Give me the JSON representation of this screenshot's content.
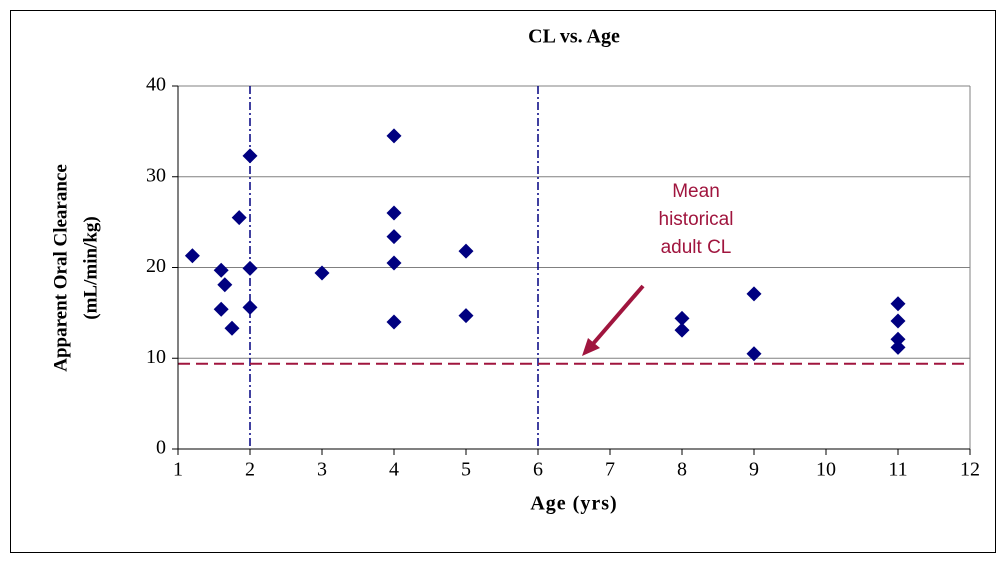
{
  "chart_data": {
    "type": "scatter",
    "title": "CL vs. Age",
    "xlabel": "Age (yrs)",
    "ylabel": [
      "Apparent Oral Clearance",
      "(mL/min/kg)"
    ],
    "x": [
      1.2,
      1.6,
      1.6,
      1.65,
      1.75,
      1.85,
      2,
      2,
      2,
      3,
      4,
      4,
      4,
      4,
      4,
      5,
      5,
      8,
      8,
      9,
      9,
      11,
      11,
      11,
      11
    ],
    "values": [
      21.3,
      19.7,
      15.4,
      18.1,
      13.3,
      25.5,
      32.3,
      19.9,
      15.6,
      19.4,
      34.5,
      26.0,
      23.4,
      20.5,
      14.0,
      21.8,
      14.7,
      14.4,
      13.1,
      17.1,
      10.5,
      16.0,
      14.1,
      12.1,
      11.2
    ],
    "color": "#000080",
    "xlim": [
      1,
      12
    ],
    "xticks": [
      1,
      2,
      3,
      4,
      5,
      6,
      7,
      8,
      9,
      10,
      11,
      12
    ],
    "ylim": [
      0,
      40
    ],
    "yticks": [
      0,
      10,
      20,
      30,
      40
    ],
    "grid": true,
    "hline": 9.4,
    "hline_color": "#a0153e",
    "vlines": [
      2,
      6
    ],
    "vline_color": "#000080",
    "annotation": [
      "Mean",
      "historical",
      "adult CL"
    ],
    "annotation_color": "#a0153e"
  }
}
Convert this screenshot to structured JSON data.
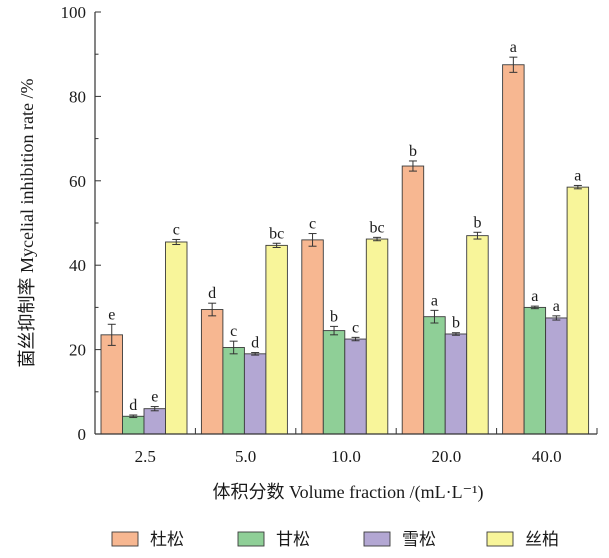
{
  "chart_data": {
    "type": "bar",
    "xlabel": "体积分数 Volume fraction /(mL·L⁻¹)",
    "ylabel": "菌丝抑制率 Mycelial inhibition rate /%",
    "ylim": [
      0,
      100
    ],
    "yticks": [
      0,
      20,
      40,
      60,
      80,
      100
    ],
    "categories": [
      "2.5",
      "5.0",
      "10.0",
      "20.0",
      "40.0"
    ],
    "grid": false,
    "legend_position": "bottom",
    "series": [
      {
        "name": "杜松",
        "color": "#f7b791",
        "values": [
          23.5,
          29.5,
          46.0,
          63.5,
          87.5
        ],
        "errors": [
          2.5,
          1.5,
          1.5,
          1.2,
          1.8
        ],
        "labels": [
          "e",
          "d",
          "c",
          "b",
          "a"
        ]
      },
      {
        "name": "甘松",
        "color": "#8fcf97",
        "values": [
          4.2,
          20.5,
          24.5,
          27.8,
          30.0
        ],
        "errors": [
          0.3,
          1.5,
          1.0,
          1.5,
          0.3
        ],
        "labels": [
          "d",
          "c",
          "b",
          "a",
          "a"
        ]
      },
      {
        "name": "雪松",
        "color": "#b3a7d3",
        "values": [
          6.0,
          19.0,
          22.5,
          23.7,
          27.5
        ],
        "errors": [
          0.5,
          0.3,
          0.4,
          0.3,
          0.5
        ],
        "labels": [
          "e",
          "d",
          "c",
          "b",
          "a"
        ]
      },
      {
        "name": "丝柏",
        "color": "#f8f59a",
        "values": [
          45.5,
          44.7,
          46.2,
          47.0,
          58.5
        ],
        "errors": [
          0.6,
          0.5,
          0.4,
          0.8,
          0.4
        ],
        "labels": [
          "c",
          "bc",
          "bc",
          "b",
          "a"
        ]
      }
    ]
  }
}
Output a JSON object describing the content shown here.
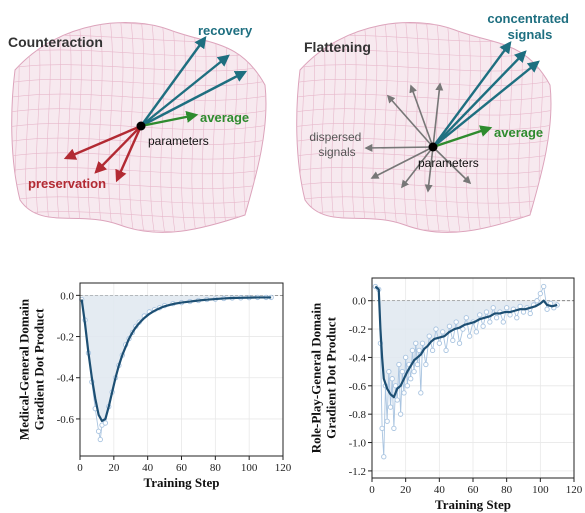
{
  "diagrams": {
    "left": {
      "title": "Counteraction",
      "parameters_label": "parameters",
      "recovery_label": "recovery",
      "average_label": "average",
      "preservation_label": "preservation"
    },
    "right": {
      "title": "Flattening",
      "parameters_label": "parameters",
      "concentrated_label_1": "concentrated",
      "concentrated_label_2": "signals",
      "average_label": "average",
      "dispersed_label_1": "dispersed",
      "dispersed_label_2": "signals"
    }
  },
  "colors": {
    "recovery": "#1e6f80",
    "average": "#2e8b2e",
    "preservation": "#b22a33",
    "dispersed": "#777777",
    "surface": "#f7e9ef",
    "mesh": "#e7b8cb",
    "line": "#1d4f73",
    "marker": "#a9c4e0",
    "fill": "#dfe8f0"
  },
  "chart_data": [
    {
      "type": "line",
      "xlabel": "Training Step",
      "ylabel": "Medical-General Domain\nGradient Dot Product",
      "xlim": [
        0,
        120
      ],
      "ylim": [
        -0.78,
        0.06
      ],
      "xticks": [
        "0",
        "20",
        "40",
        "60",
        "80",
        "100",
        "120"
      ],
      "yticks": [
        "0.0",
        "-0.2",
        "-0.4",
        "-0.6"
      ],
      "grid": true,
      "raw": [
        [
          1,
          -0.02
        ],
        [
          3,
          -0.12
        ],
        [
          5,
          -0.28
        ],
        [
          7,
          -0.42
        ],
        [
          9,
          -0.55
        ],
        [
          11,
          -0.66
        ],
        [
          12,
          -0.7
        ],
        [
          13,
          -0.63
        ],
        [
          15,
          -0.62
        ],
        [
          17,
          -0.54
        ],
        [
          19,
          -0.47
        ],
        [
          21,
          -0.4
        ],
        [
          23,
          -0.34
        ],
        [
          25,
          -0.29
        ],
        [
          27,
          -0.24
        ],
        [
          29,
          -0.21
        ],
        [
          31,
          -0.18
        ],
        [
          33,
          -0.15
        ],
        [
          35,
          -0.13
        ],
        [
          38,
          -0.1
        ],
        [
          41,
          -0.08
        ],
        [
          44,
          -0.07
        ],
        [
          47,
          -0.06
        ],
        [
          50,
          -0.05
        ],
        [
          55,
          -0.04
        ],
        [
          60,
          -0.035
        ],
        [
          65,
          -0.03
        ],
        [
          70,
          -0.025
        ],
        [
          75,
          -0.02
        ],
        [
          80,
          -0.018
        ],
        [
          85,
          -0.015
        ],
        [
          90,
          -0.013
        ],
        [
          95,
          -0.012
        ],
        [
          100,
          -0.011
        ],
        [
          105,
          -0.01
        ],
        [
          110,
          -0.01
        ],
        [
          113,
          -0.01
        ]
      ],
      "smoothed": [
        [
          1,
          -0.02
        ],
        [
          3,
          -0.14
        ],
        [
          5,
          -0.28
        ],
        [
          7,
          -0.4
        ],
        [
          9,
          -0.5
        ],
        [
          11,
          -0.58
        ],
        [
          13,
          -0.61
        ],
        [
          15,
          -0.6
        ],
        [
          17,
          -0.54
        ],
        [
          19,
          -0.47
        ],
        [
          21,
          -0.4
        ],
        [
          23,
          -0.34
        ],
        [
          25,
          -0.29
        ],
        [
          27,
          -0.25
        ],
        [
          29,
          -0.21
        ],
        [
          31,
          -0.18
        ],
        [
          33,
          -0.155
        ],
        [
          35,
          -0.135
        ],
        [
          38,
          -0.11
        ],
        [
          41,
          -0.09
        ],
        [
          44,
          -0.075
        ],
        [
          47,
          -0.063
        ],
        [
          50,
          -0.053
        ],
        [
          55,
          -0.042
        ],
        [
          60,
          -0.035
        ],
        [
          65,
          -0.03
        ],
        [
          70,
          -0.025
        ],
        [
          75,
          -0.021
        ],
        [
          80,
          -0.018
        ],
        [
          85,
          -0.015
        ],
        [
          90,
          -0.013
        ],
        [
          95,
          -0.012
        ],
        [
          100,
          -0.011
        ],
        [
          105,
          -0.01
        ],
        [
          110,
          -0.01
        ],
        [
          113,
          -0.01
        ]
      ]
    },
    {
      "type": "line",
      "xlabel": "Training Step",
      "ylabel": "Role-Play-General Domain\nGradient Dot Product",
      "xlim": [
        0,
        120
      ],
      "ylim": [
        -1.25,
        0.16
      ],
      "xticks": [
        "0",
        "20",
        "40",
        "60",
        "80",
        "100",
        "120"
      ],
      "yticks": [
        "0.0",
        "-0.2",
        "-0.4",
        "-0.6",
        "-0.8",
        "-1.0",
        "-1.2"
      ],
      "grid": true,
      "raw": [
        [
          2,
          0.1
        ],
        [
          4,
          0.08
        ],
        [
          5,
          -0.3
        ],
        [
          6,
          -0.9
        ],
        [
          7,
          -1.1
        ],
        [
          8,
          -0.6
        ],
        [
          9,
          -0.85
        ],
        [
          10,
          -0.5
        ],
        [
          11,
          -0.75
        ],
        [
          12,
          -0.55
        ],
        [
          13,
          -0.9
        ],
        [
          14,
          -0.6
        ],
        [
          15,
          -0.7
        ],
        [
          16,
          -0.45
        ],
        [
          17,
          -0.8
        ],
        [
          18,
          -0.5
        ],
        [
          19,
          -0.65
        ],
        [
          20,
          -0.4
        ],
        [
          21,
          -0.6
        ],
        [
          22,
          -0.45
        ],
        [
          23,
          -0.55
        ],
        [
          24,
          -0.35
        ],
        [
          25,
          -0.5
        ],
        [
          26,
          -0.3
        ],
        [
          27,
          -0.45
        ],
        [
          28,
          -0.35
        ],
        [
          29,
          -0.65
        ],
        [
          30,
          -0.3
        ],
        [
          32,
          -0.45
        ],
        [
          34,
          -0.25
        ],
        [
          36,
          -0.35
        ],
        [
          38,
          -0.2
        ],
        [
          40,
          -0.3
        ],
        [
          42,
          -0.22
        ],
        [
          44,
          -0.35
        ],
        [
          46,
          -0.18
        ],
        [
          48,
          -0.28
        ],
        [
          50,
          -0.15
        ],
        [
          52,
          -0.3
        ],
        [
          54,
          -0.2
        ],
        [
          56,
          -0.12
        ],
        [
          58,
          -0.25
        ],
        [
          60,
          -0.15
        ],
        [
          62,
          -0.22
        ],
        [
          64,
          -0.1
        ],
        [
          66,
          -0.18
        ],
        [
          68,
          -0.08
        ],
        [
          70,
          -0.15
        ],
        [
          72,
          -0.05
        ],
        [
          74,
          -0.12
        ],
        [
          76,
          -0.08
        ],
        [
          78,
          -0.15
        ],
        [
          80,
          -0.05
        ],
        [
          82,
          -0.1
        ],
        [
          84,
          -0.06
        ],
        [
          86,
          -0.12
        ],
        [
          88,
          -0.04
        ],
        [
          90,
          -0.08
        ],
        [
          92,
          -0.05
        ],
        [
          94,
          -0.09
        ],
        [
          96,
          -0.03
        ],
        [
          98,
          0.0
        ],
        [
          100,
          0.05
        ],
        [
          102,
          0.1
        ],
        [
          104,
          -0.06
        ],
        [
          106,
          -0.02
        ],
        [
          108,
          -0.05
        ],
        [
          110,
          -0.03
        ]
      ],
      "smoothed": [
        [
          2,
          0.1
        ],
        [
          4,
          0.08
        ],
        [
          5,
          -0.2
        ],
        [
          6,
          -0.4
        ],
        [
          7,
          -0.55
        ],
        [
          9,
          -0.62
        ],
        [
          11,
          -0.66
        ],
        [
          13,
          -0.68
        ],
        [
          15,
          -0.62
        ],
        [
          17,
          -0.6
        ],
        [
          19,
          -0.55
        ],
        [
          21,
          -0.5
        ],
        [
          23,
          -0.46
        ],
        [
          25,
          -0.42
        ],
        [
          27,
          -0.4
        ],
        [
          29,
          -0.38
        ],
        [
          31,
          -0.34
        ],
        [
          33,
          -0.32
        ],
        [
          35,
          -0.29
        ],
        [
          37,
          -0.27
        ],
        [
          40,
          -0.26
        ],
        [
          43,
          -0.25
        ],
        [
          46,
          -0.22
        ],
        [
          49,
          -0.2
        ],
        [
          52,
          -0.19
        ],
        [
          55,
          -0.17
        ],
        [
          58,
          -0.16
        ],
        [
          61,
          -0.15
        ],
        [
          64,
          -0.13
        ],
        [
          67,
          -0.12
        ],
        [
          70,
          -0.11
        ],
        [
          73,
          -0.09
        ],
        [
          76,
          -0.09
        ],
        [
          79,
          -0.08
        ],
        [
          82,
          -0.08
        ],
        [
          85,
          -0.07
        ],
        [
          88,
          -0.06
        ],
        [
          91,
          -0.06
        ],
        [
          94,
          -0.05
        ],
        [
          97,
          -0.04
        ],
        [
          100,
          -0.02
        ],
        [
          102,
          0.0
        ],
        [
          104,
          -0.03
        ],
        [
          107,
          -0.04
        ],
        [
          110,
          -0.03
        ]
      ]
    }
  ]
}
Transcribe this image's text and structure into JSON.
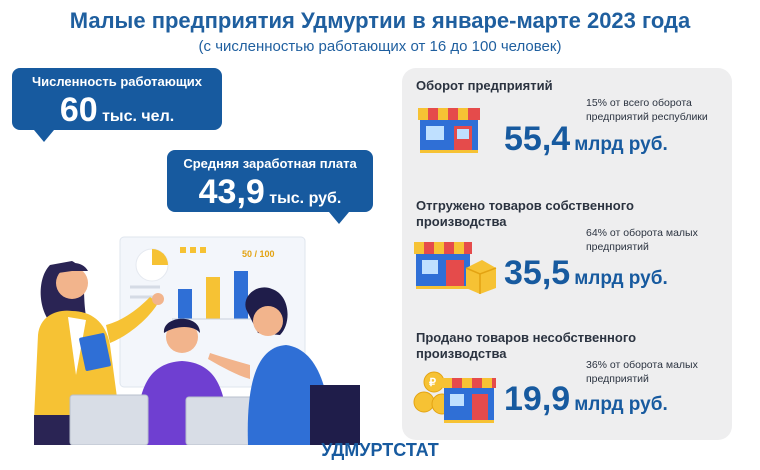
{
  "header": {
    "title": "Малые предприятия Удмуртии в январе-марте 2023 года",
    "subtitle": "(с численностью работающих от 16 до 100 человек)"
  },
  "employees": {
    "label": "Численность работающих",
    "value": "60",
    "unit": "тыс. чел."
  },
  "salary": {
    "label": "Средняя заработная плата",
    "value": "43,9",
    "unit": "тыс. руб."
  },
  "illustration": {
    "board_text": "50 / 100"
  },
  "panel": {
    "turnover": {
      "title": "Оборот предприятий",
      "note": "15% от всего оборота предприятий республики",
      "value": "55,4",
      "unit": "млрд руб."
    },
    "own_goods": {
      "title": "Отгружено товаров собственного производства",
      "note": "64% от оборота малых предприятий",
      "value": "35,5",
      "unit": "млрд руб."
    },
    "other_goods": {
      "title": "Продано товаров несобственного производства",
      "note": "36% от оборота малых предприятий",
      "value": "19,9",
      "unit": "млрд руб."
    }
  },
  "footer": {
    "brand": "УДМУРТСТАТ"
  },
  "colors": {
    "primary": "#175a9f",
    "title": "#1f5f9f",
    "panel_bg": "#eeeeef",
    "accent_yellow": "#f6c234",
    "accent_blue": "#2f6fd6"
  }
}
________________
◆ TASK DESCRIPTION
Where a line holds "recovery", copy that line.

◆ RESULT
      "recovery_label": "recovery",
    "recovery": "#1e6f80",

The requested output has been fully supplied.